== Entries

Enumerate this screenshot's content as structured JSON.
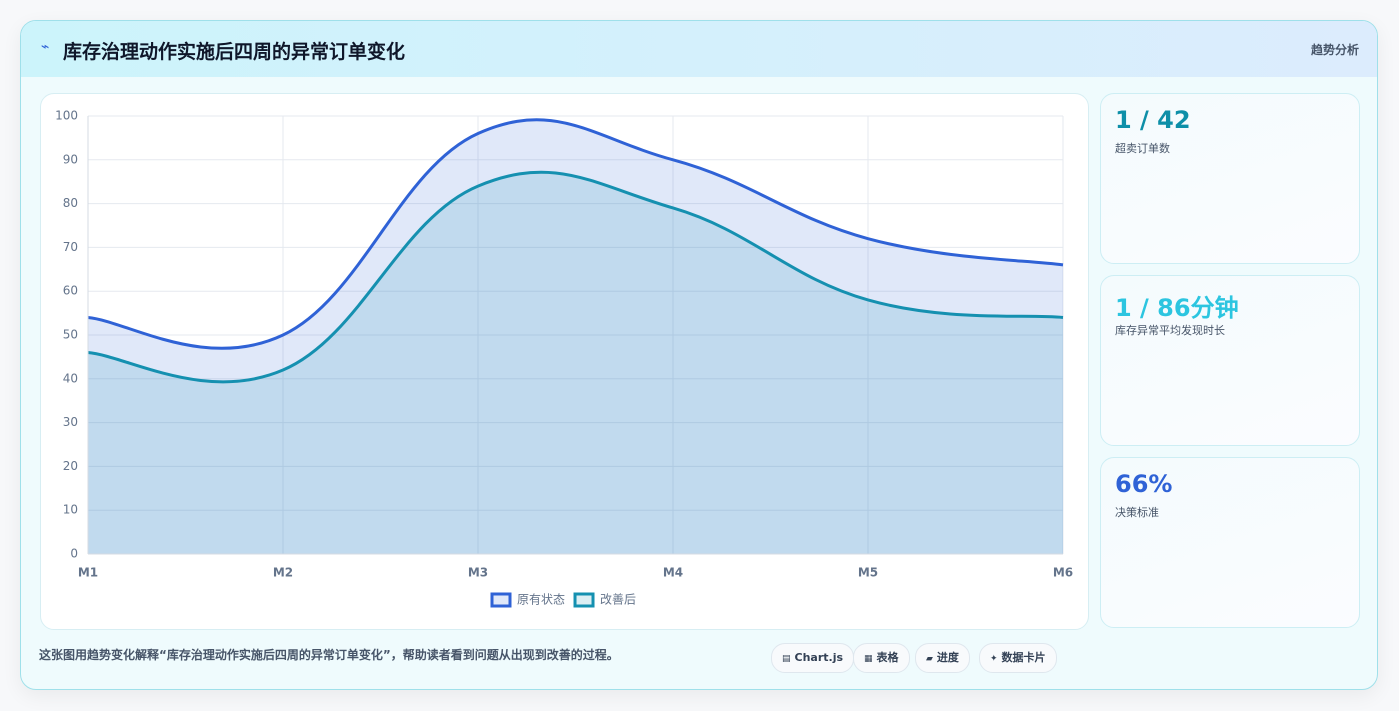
{
  "header": {
    "title": "库存治理动作实施后四周的异常订单变化",
    "tag": "趋势分析"
  },
  "chart_data": {
    "type": "area",
    "categories": [
      "M1",
      "M2",
      "M3",
      "M4",
      "M5",
      "M6"
    ],
    "series": [
      {
        "name": "原有状态",
        "color": "#2f62d6",
        "values": [
          54,
          50,
          96,
          90,
          72,
          66
        ]
      },
      {
        "name": "改善后",
        "color": "#1590b0",
        "values": [
          46,
          42,
          84,
          79,
          58,
          54
        ]
      }
    ],
    "ylim": [
      0,
      100
    ],
    "yticks": [
      0,
      10,
      20,
      30,
      40,
      50,
      60,
      70,
      80,
      90,
      100
    ],
    "grid": true,
    "legend": "bottom"
  },
  "cards": [
    {
      "value": "1 / 42",
      "label": "超卖订单数"
    },
    {
      "value": "1 / 86分钟",
      "label": "库存异常平均发现时长"
    },
    {
      "value": "66%",
      "label": "决策标准"
    }
  ],
  "footer": {
    "text": "这张图用趋势变化解释“库存治理动作实施后四周的异常订单变化”，帮助读者看到问题从出现到改善的过程。",
    "chips": [
      "Chart.js",
      "表格",
      "进度",
      "数据卡片"
    ]
  }
}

====

- [What to produce]: Omitting all images, retype each line of the records precisely.

- [Complete response]:
Enumerate this screenshot's content as structured JSON.
{
  "header": {
    "title": "库存治理动作实施后四周的异常订单变化",
    "tag": "趋势分析"
  },
  "chart_data": {
    "type": "area",
    "categories": [
      "M1",
      "M2",
      "M3",
      "M4",
      "M5",
      "M6"
    ],
    "series": [
      {
        "name": "原有状态",
        "color": "#2f62d6",
        "values": [
          54,
          50,
          96,
          90,
          72,
          66
        ]
      },
      {
        "name": "改善后",
        "color": "#1590b0",
        "values": [
          46,
          42,
          84,
          79,
          58,
          54
        ]
      }
    ],
    "ylim": [
      0,
      100
    ],
    "yticks": [
      0,
      10,
      20,
      30,
      40,
      50,
      60,
      70,
      80,
      90,
      100
    ],
    "grid": true,
    "legend": "bottom"
  },
  "cards": [
    {
      "value": "1 / 42",
      "label": "超卖订单数"
    },
    {
      "value": "1 / 86分钟",
      "label": "库存异常平均发现时长"
    },
    {
      "value": "66%",
      "label": "决策标准"
    }
  ],
  "footer": {
    "text": "这张图用趋势变化解释“库存治理动作实施后四周的异常订单变化”，帮助读者看到问题从出现到改善的过程。",
    "chips": [
      "Chart.js",
      "表格",
      "进度",
      "数据卡片"
    ]
  }
}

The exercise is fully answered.